**Your goal:** Set down all of the entries word for word, omitting the images they contain.

** Start of Extracted data **

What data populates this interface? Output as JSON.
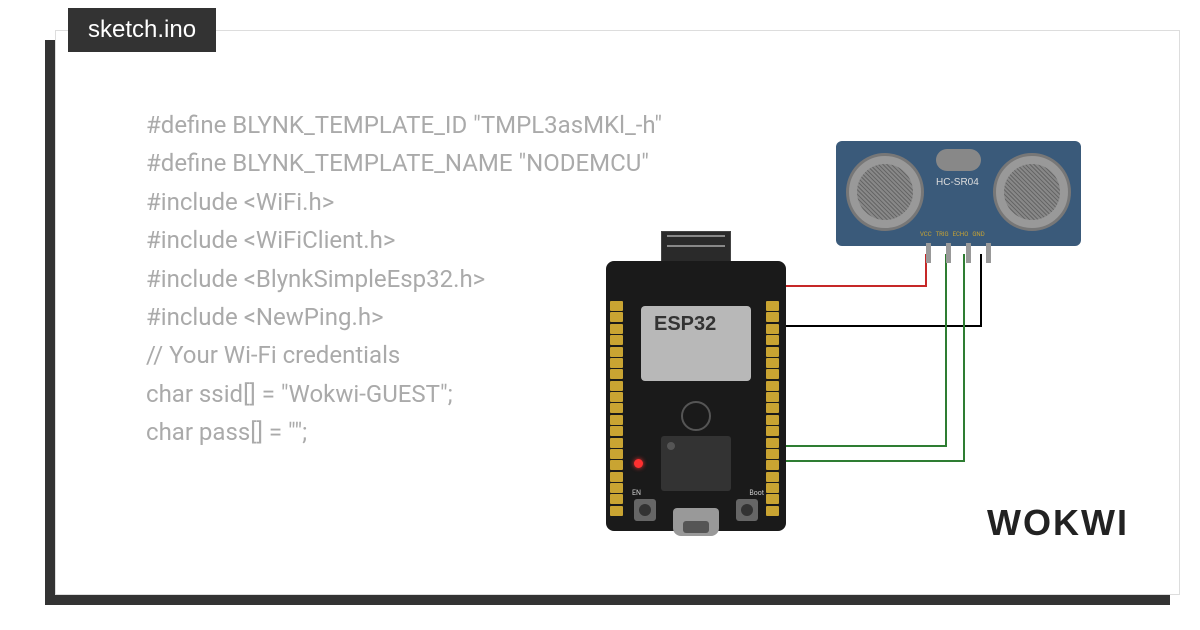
{
  "tab": {
    "filename": "sketch.ino"
  },
  "code": {
    "lines": [
      "#define BLYNK_TEMPLATE_ID \"TMPL3asMKl_-h\"",
      "#define BLYNK_TEMPLATE_NAME \"NODEMCU\"",
      "#include <WiFi.h>",
      "#include <WiFiClient.h>",
      "#include <BlynkSimpleEsp32.h>",
      "#include <NewPing.h>",
      "",
      "// Your Wi-Fi credentials",
      "char ssid[] = \"Wokwi-GUEST\";",
      "char pass[] = \"\";"
    ]
  },
  "components": {
    "esp32": {
      "label": "ESP32",
      "button_en": "EN",
      "button_boot": "Boot"
    },
    "hcsr04": {
      "label": "HC-SR04",
      "pins": [
        "VCC",
        "TRIG",
        "ECHO",
        "GND"
      ]
    }
  },
  "wires": [
    {
      "color": "#c62828",
      "from": "esp32-vcc",
      "to": "hcsr04-vcc"
    },
    {
      "color": "#000000",
      "from": "esp32-gnd",
      "to": "hcsr04-gnd"
    },
    {
      "color": "#2e7d32",
      "from": "esp32-pin1",
      "to": "hcsr04-trig"
    },
    {
      "color": "#2e7d32",
      "from": "esp32-pin2",
      "to": "hcsr04-echo"
    }
  ],
  "branding": {
    "logo": "WOKWI"
  }
}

** End of Extracted data **

**Answer to this exercise:**
What data populates this interface? Output as JSON.
{
  "tab": {
    "filename": "sketch.ino"
  },
  "code": {
    "lines": [
      "#define BLYNK_TEMPLATE_ID \"TMPL3asMKl_-h\"",
      "#define BLYNK_TEMPLATE_NAME \"NODEMCU\"",
      "#include <WiFi.h>",
      "#include <WiFiClient.h>",
      "#include <BlynkSimpleEsp32.h>",
      "#include <NewPing.h>",
      "",
      "// Your Wi-Fi credentials",
      "char ssid[] = \"Wokwi-GUEST\";",
      "char pass[] = \"\";"
    ]
  },
  "components": {
    "esp32": {
      "label": "ESP32",
      "button_en": "EN",
      "button_boot": "Boot"
    },
    "hcsr04": {
      "label": "HC-SR04",
      "pins": [
        "VCC",
        "TRIG",
        "ECHO",
        "GND"
      ]
    }
  },
  "wires": [
    {
      "color": "#c62828",
      "from": "esp32-vcc",
      "to": "hcsr04-vcc"
    },
    {
      "color": "#000000",
      "from": "esp32-gnd",
      "to": "hcsr04-gnd"
    },
    {
      "color": "#2e7d32",
      "from": "esp32-pin1",
      "to": "hcsr04-trig"
    },
    {
      "color": "#2e7d32",
      "from": "esp32-pin2",
      "to": "hcsr04-echo"
    }
  ],
  "branding": {
    "logo": "WOKWI"
  }
}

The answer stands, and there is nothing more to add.